## What you should do
Rewrite the entries as a numbered list, from their first line through the line containing "projected-point-right [759,1417,771,1429]", with both ends included. Leave out blank lines.

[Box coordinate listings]
>>>>

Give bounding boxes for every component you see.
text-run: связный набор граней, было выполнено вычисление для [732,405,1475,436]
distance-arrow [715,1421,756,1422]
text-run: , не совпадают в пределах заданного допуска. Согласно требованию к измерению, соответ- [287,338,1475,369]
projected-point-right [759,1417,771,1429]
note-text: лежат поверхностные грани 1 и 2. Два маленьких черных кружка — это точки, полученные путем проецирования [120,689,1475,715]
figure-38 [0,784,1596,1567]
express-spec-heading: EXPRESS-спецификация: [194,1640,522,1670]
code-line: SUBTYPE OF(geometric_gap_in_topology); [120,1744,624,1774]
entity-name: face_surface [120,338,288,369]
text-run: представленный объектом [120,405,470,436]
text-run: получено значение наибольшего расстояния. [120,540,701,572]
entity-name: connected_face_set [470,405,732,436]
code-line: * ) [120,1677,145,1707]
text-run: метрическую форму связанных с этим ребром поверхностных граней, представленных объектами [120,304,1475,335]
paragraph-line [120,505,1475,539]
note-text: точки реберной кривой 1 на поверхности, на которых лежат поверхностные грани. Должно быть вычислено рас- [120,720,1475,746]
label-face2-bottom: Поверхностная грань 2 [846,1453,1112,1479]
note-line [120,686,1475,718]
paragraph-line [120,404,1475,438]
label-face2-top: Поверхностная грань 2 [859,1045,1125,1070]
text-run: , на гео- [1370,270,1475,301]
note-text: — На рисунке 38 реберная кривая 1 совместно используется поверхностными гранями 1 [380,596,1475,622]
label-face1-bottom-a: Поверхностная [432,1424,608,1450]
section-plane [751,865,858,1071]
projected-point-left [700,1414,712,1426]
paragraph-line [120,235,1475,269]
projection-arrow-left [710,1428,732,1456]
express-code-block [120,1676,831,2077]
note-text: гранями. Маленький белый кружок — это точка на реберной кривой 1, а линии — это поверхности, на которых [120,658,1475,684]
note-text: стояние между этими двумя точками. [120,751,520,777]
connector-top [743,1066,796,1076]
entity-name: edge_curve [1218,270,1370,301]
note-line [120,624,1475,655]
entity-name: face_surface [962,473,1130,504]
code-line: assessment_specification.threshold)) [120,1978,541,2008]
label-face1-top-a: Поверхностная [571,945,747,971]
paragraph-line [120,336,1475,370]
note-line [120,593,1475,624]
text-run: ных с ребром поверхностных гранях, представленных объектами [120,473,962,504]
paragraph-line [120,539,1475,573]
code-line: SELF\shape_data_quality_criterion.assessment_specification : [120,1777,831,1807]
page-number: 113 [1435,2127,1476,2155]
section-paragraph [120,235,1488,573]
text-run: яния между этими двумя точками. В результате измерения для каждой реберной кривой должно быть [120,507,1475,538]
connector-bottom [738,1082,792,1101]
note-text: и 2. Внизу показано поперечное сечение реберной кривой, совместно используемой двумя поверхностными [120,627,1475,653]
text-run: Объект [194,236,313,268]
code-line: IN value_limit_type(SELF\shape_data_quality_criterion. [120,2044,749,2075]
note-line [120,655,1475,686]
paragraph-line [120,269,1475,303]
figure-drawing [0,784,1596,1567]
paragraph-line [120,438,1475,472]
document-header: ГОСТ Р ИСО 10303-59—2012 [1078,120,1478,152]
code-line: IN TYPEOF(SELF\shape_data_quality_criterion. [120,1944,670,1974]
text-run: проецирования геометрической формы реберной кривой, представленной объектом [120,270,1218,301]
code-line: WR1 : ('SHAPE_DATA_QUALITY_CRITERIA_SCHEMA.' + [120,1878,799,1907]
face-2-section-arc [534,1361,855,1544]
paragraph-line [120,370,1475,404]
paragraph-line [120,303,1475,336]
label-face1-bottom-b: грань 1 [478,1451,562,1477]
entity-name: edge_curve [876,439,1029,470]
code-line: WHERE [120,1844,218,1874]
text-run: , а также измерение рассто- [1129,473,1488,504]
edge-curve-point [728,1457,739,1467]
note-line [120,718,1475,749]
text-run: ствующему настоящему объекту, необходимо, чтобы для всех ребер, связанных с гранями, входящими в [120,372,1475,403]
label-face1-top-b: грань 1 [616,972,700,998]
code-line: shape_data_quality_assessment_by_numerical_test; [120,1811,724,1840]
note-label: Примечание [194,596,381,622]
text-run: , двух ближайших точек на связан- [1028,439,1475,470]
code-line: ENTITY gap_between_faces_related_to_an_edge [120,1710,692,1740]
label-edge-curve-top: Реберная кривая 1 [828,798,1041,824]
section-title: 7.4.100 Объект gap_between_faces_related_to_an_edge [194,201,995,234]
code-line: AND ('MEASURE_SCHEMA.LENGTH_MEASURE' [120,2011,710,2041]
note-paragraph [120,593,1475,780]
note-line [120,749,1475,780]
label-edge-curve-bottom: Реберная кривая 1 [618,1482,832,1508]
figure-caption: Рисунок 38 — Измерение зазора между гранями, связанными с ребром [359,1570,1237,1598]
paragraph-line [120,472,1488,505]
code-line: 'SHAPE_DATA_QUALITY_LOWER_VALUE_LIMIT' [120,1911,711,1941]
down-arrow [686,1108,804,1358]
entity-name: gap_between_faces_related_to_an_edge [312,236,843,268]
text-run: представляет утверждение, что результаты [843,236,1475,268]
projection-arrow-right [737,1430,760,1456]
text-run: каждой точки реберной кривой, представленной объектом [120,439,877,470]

<<<<

## The result
1. Give bounding boxes for every component you see.
2. text-run: связный набор граней, было выполнено вычисление для [732,405,1475,436]
3. distance-arrow [715,1421,756,1422]
4. text-run: , не совпадают в пределах заданного допуска. Согласно требованию к измерению, соответ- [287,338,1475,369]
5. projected-point-right [759,1417,771,1429]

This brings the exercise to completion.